TASK DESCRIPTION =
Without the pictures, copy all the entries below exactly.

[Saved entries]
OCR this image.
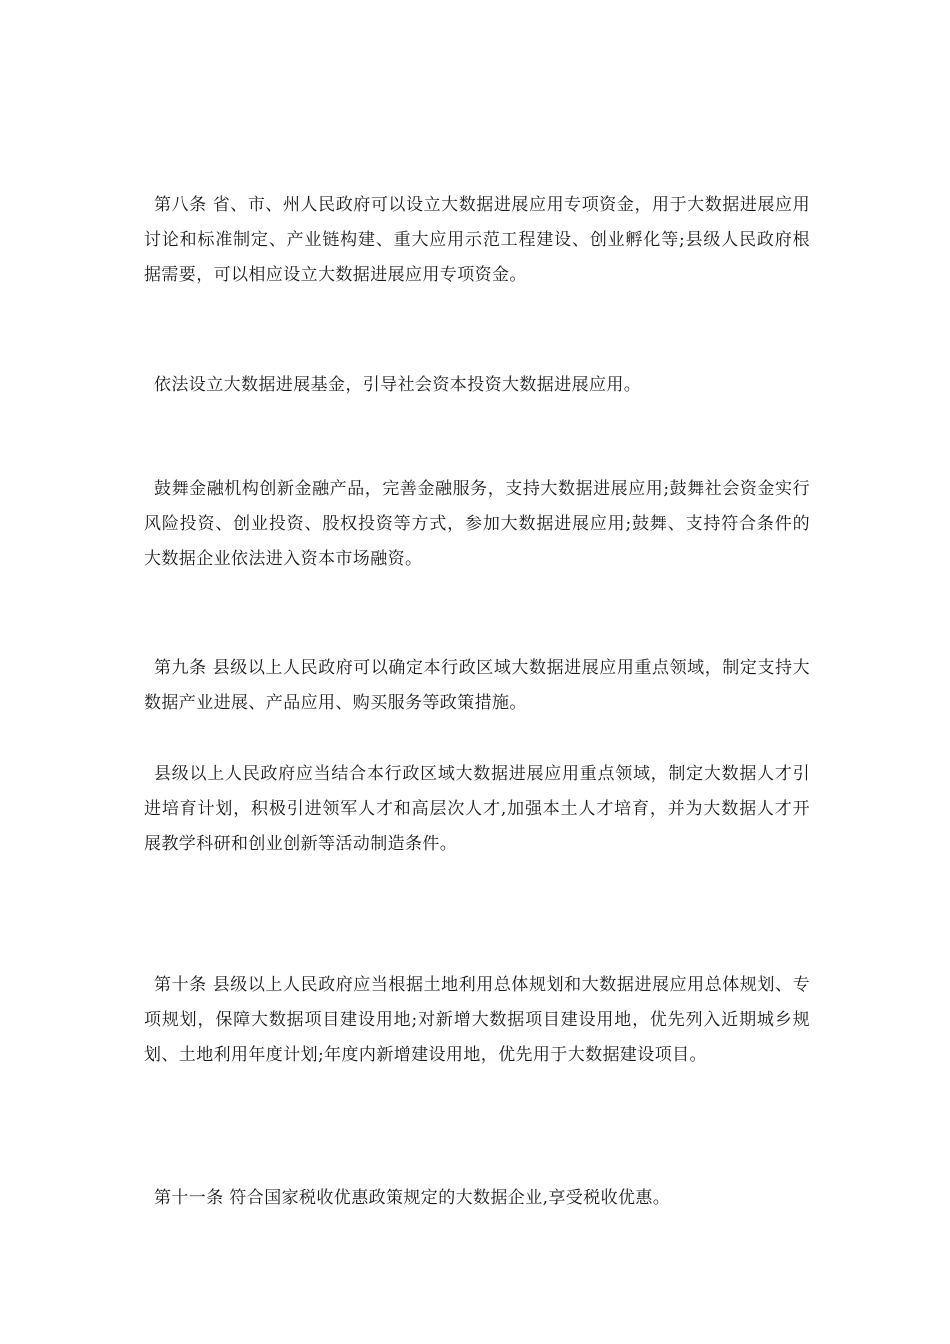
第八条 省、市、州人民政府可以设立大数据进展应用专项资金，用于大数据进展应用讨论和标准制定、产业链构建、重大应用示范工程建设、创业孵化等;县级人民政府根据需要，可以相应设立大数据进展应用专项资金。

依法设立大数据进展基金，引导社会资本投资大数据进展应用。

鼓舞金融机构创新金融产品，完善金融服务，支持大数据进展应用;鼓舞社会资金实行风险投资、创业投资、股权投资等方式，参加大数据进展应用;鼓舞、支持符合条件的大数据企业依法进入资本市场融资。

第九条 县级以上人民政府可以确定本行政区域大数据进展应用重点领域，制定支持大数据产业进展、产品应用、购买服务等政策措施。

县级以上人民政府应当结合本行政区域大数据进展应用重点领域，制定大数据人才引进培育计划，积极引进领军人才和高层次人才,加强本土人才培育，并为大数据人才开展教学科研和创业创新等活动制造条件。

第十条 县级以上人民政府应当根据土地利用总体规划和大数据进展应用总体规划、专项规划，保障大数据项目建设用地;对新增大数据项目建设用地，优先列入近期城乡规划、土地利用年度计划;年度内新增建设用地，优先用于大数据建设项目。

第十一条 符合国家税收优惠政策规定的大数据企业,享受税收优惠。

RESULT BELOW =
OCR this image.
第八条 省、市、州人民政府可以设立大数据进展应用专项资金，用于大数据进展应用讨论和标准制定、产业链构建、重大应用示范工程建设、创业孵化等;县级人民政府根据需要，可以相应设立大数据进展应用专项资金。

依法设立大数据进展基金，引导社会资本投资大数据进展应用。

鼓舞金融机构创新金融产品，完善金融服务，支持大数据进展应用;鼓舞社会资金实行风险投资、创业投资、股权投资等方式，参加大数据进展应用;鼓舞、支持符合条件的大数据企业依法进入资本市场融资。

第九条 县级以上人民政府可以确定本行政区域大数据进展应用重点领域，制定支持大数据产业进展、产品应用、购买服务等政策措施。

县级以上人民政府应当结合本行政区域大数据进展应用重点领域，制定大数据人才引进培育计划，积极引进领军人才和高层次人才,加强本土人才培育，并为大数据人才开展教学科研和创业创新等活动制造条件。

第十条 县级以上人民政府应当根据土地利用总体规划和大数据进展应用总体规划、专项规划，保障大数据项目建设用地;对新增大数据项目建设用地，优先列入近期城乡规划、土地利用年度计划;年度内新增建设用地，优先用于大数据建设项目。

第十一条 符合国家税收优惠政策规定的大数据企业,享受税收优惠。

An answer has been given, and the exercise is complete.